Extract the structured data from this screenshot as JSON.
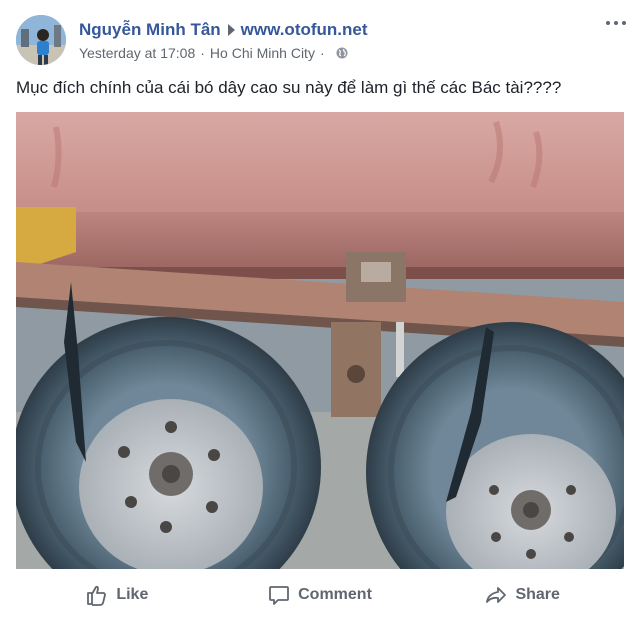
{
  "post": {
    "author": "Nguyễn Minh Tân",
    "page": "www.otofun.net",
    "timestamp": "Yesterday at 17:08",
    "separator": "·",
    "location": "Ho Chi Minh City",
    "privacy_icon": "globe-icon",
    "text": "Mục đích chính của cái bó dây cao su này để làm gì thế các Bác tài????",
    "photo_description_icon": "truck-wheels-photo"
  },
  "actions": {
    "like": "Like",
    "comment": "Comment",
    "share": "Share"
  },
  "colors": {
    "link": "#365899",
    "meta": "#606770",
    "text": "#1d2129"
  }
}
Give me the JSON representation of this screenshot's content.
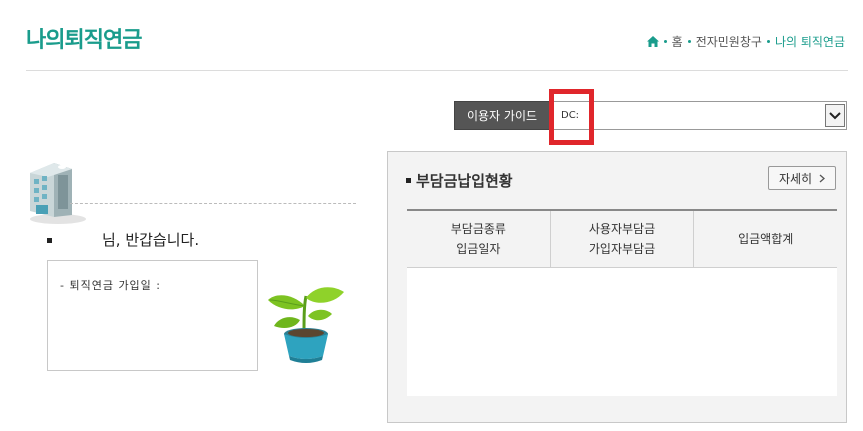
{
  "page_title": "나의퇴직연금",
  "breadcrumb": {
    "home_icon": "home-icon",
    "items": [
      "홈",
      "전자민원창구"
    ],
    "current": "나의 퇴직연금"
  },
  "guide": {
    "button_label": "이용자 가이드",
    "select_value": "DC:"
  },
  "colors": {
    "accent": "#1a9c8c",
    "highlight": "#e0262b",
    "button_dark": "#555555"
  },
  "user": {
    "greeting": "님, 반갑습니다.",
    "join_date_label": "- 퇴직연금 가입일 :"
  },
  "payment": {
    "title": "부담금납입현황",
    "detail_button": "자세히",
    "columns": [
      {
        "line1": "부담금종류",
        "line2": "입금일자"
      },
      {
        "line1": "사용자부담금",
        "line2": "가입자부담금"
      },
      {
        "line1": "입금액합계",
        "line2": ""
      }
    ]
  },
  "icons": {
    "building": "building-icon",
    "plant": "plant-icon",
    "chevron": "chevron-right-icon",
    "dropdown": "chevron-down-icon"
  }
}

◆ TASK STATEMENT ◆
Can you repeat every record above exactly, apart from the pictures?

◆ RESPONSE TO THIS EXERCISE ◆
Extract the structured data from this screenshot as JSON.
{
  "post": {
    "author": "Nguyễn Minh Tân",
    "page": "www.otofun.net",
    "timestamp": "Yesterday at 17:08",
    "separator": "·",
    "location": "Ho Chi Minh City",
    "privacy_icon": "globe-icon",
    "text": "Mục đích chính của cái bó dây cao su này để làm gì thế các Bác tài????",
    "photo_description_icon": "truck-wheels-photo"
  },
  "actions": {
    "like": "Like",
    "comment": "Comment",
    "share": "Share"
  },
  "colors": {
    "link": "#365899",
    "meta": "#606770",
    "text": "#1d2129"
  }
}
Give me the JSON representation of this screenshot's content.
{
  "page_title": "나의퇴직연금",
  "breadcrumb": {
    "home_icon": "home-icon",
    "items": [
      "홈",
      "전자민원창구"
    ],
    "current": "나의 퇴직연금"
  },
  "guide": {
    "button_label": "이용자 가이드",
    "select_value": "DC:"
  },
  "colors": {
    "accent": "#1a9c8c",
    "highlight": "#e0262b",
    "button_dark": "#555555"
  },
  "user": {
    "greeting": "님, 반갑습니다.",
    "join_date_label": "- 퇴직연금 가입일 :"
  },
  "payment": {
    "title": "부담금납입현황",
    "detail_button": "자세히",
    "columns": [
      {
        "line1": "부담금종류",
        "line2": "입금일자"
      },
      {
        "line1": "사용자부담금",
        "line2": "가입자부담금"
      },
      {
        "line1": "입금액합계",
        "line2": ""
      }
    ]
  },
  "icons": {
    "building": "building-icon",
    "plant": "plant-icon",
    "chevron": "chevron-right-icon",
    "dropdown": "chevron-down-icon"
  }
}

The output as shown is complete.